• _Task objective_
Every record should be written out exactly, please.

Entries with figure data:
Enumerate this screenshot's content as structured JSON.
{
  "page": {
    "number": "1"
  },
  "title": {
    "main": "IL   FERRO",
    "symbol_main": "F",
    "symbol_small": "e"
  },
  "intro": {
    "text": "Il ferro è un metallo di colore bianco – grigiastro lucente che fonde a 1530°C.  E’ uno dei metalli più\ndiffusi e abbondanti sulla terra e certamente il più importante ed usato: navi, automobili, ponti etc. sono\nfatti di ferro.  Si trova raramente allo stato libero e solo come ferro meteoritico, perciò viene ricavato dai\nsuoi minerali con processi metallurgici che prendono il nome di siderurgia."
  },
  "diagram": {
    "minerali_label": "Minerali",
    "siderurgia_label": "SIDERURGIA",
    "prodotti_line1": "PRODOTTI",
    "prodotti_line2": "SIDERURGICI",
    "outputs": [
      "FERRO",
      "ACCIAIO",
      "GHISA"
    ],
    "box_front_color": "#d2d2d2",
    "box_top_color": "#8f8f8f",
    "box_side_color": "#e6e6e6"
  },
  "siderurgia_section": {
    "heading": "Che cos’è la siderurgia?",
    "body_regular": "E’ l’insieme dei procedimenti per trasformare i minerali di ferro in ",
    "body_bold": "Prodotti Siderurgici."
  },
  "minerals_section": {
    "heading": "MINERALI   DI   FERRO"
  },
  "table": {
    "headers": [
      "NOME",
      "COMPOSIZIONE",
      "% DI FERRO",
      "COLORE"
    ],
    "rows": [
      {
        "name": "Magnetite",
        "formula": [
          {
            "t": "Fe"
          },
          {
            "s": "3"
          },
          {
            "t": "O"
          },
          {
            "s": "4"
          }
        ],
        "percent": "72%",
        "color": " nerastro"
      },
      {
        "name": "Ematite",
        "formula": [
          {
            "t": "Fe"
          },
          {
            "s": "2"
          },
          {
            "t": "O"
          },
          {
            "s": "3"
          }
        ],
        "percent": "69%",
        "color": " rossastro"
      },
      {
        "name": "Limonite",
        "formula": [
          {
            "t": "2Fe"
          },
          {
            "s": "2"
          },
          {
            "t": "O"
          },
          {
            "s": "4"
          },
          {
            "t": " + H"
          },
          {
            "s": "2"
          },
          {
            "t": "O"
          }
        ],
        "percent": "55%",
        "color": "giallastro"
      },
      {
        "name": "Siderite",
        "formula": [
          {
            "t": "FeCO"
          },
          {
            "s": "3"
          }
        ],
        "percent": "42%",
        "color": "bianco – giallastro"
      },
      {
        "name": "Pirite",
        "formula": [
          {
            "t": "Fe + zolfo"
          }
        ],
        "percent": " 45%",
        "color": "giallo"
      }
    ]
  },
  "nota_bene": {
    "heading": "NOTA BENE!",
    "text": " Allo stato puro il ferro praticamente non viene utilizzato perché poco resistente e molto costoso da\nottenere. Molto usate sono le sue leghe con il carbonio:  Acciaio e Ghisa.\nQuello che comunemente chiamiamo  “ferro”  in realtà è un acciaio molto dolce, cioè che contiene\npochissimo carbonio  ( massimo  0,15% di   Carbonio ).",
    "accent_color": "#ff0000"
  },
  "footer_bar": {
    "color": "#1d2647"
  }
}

• _Result below_
Enumerate this screenshot's content as structured JSON.
{
  "page": {
    "number": "1"
  },
  "title": {
    "main": "IL   FERRO",
    "symbol_main": "F",
    "symbol_small": "e"
  },
  "intro": {
    "text": "Il ferro è un metallo di colore bianco – grigiastro lucente che fonde a 1530°C.  E’ uno dei metalli più\ndiffusi e abbondanti sulla terra e certamente il più importante ed usato: navi, automobili, ponti etc. sono\nfatti di ferro.  Si trova raramente allo stato libero e solo come ferro meteoritico, perciò viene ricavato dai\nsuoi minerali con processi metallurgici che prendono il nome di siderurgia."
  },
  "diagram": {
    "minerali_label": "Minerali",
    "siderurgia_label": "SIDERURGIA",
    "prodotti_line1": "PRODOTTI",
    "prodotti_line2": "SIDERURGICI",
    "outputs": [
      "FERRO",
      "ACCIAIO",
      "GHISA"
    ],
    "box_front_color": "#d2d2d2",
    "box_top_color": "#8f8f8f",
    "box_side_color": "#e6e6e6"
  },
  "siderurgia_section": {
    "heading": "Che cos’è la siderurgia?",
    "body_regular": "E’ l’insieme dei procedimenti per trasformare i minerali di ferro in ",
    "body_bold": "Prodotti Siderurgici."
  },
  "minerals_section": {
    "heading": "MINERALI   DI   FERRO"
  },
  "table": {
    "headers": [
      "NOME",
      "COMPOSIZIONE",
      "% DI FERRO",
      "COLORE"
    ],
    "rows": [
      {
        "name": "Magnetite",
        "formula": [
          {
            "t": "Fe"
          },
          {
            "s": "3"
          },
          {
            "t": "O"
          },
          {
            "s": "4"
          }
        ],
        "percent": "72%",
        "color": " nerastro"
      },
      {
        "name": "Ematite",
        "formula": [
          {
            "t": "Fe"
          },
          {
            "s": "2"
          },
          {
            "t": "O"
          },
          {
            "s": "3"
          }
        ],
        "percent": "69%",
        "color": " rossastro"
      },
      {
        "name": "Limonite",
        "formula": [
          {
            "t": "2Fe"
          },
          {
            "s": "2"
          },
          {
            "t": "O"
          },
          {
            "s": "4"
          },
          {
            "t": " + H"
          },
          {
            "s": "2"
          },
          {
            "t": "O"
          }
        ],
        "percent": "55%",
        "color": "giallastro"
      },
      {
        "name": "Siderite",
        "formula": [
          {
            "t": "FeCO"
          },
          {
            "s": "3"
          }
        ],
        "percent": "42%",
        "color": "bianco – giallastro"
      },
      {
        "name": "Pirite",
        "formula": [
          {
            "t": "Fe + zolfo"
          }
        ],
        "percent": " 45%",
        "color": "giallo"
      }
    ]
  },
  "nota_bene": {
    "heading": "NOTA BENE!",
    "text": " Allo stato puro il ferro praticamente non viene utilizzato perché poco resistente e molto costoso da\nottenere. Molto usate sono le sue leghe con il carbonio:  Acciaio e Ghisa.\nQuello che comunemente chiamiamo  “ferro”  in realtà è un acciaio molto dolce, cioè che contiene\npochissimo carbonio  ( massimo  0,15% di   Carbonio ).",
    "accent_color": "#ff0000"
  },
  "footer_bar": {
    "color": "#1d2647"
  }
}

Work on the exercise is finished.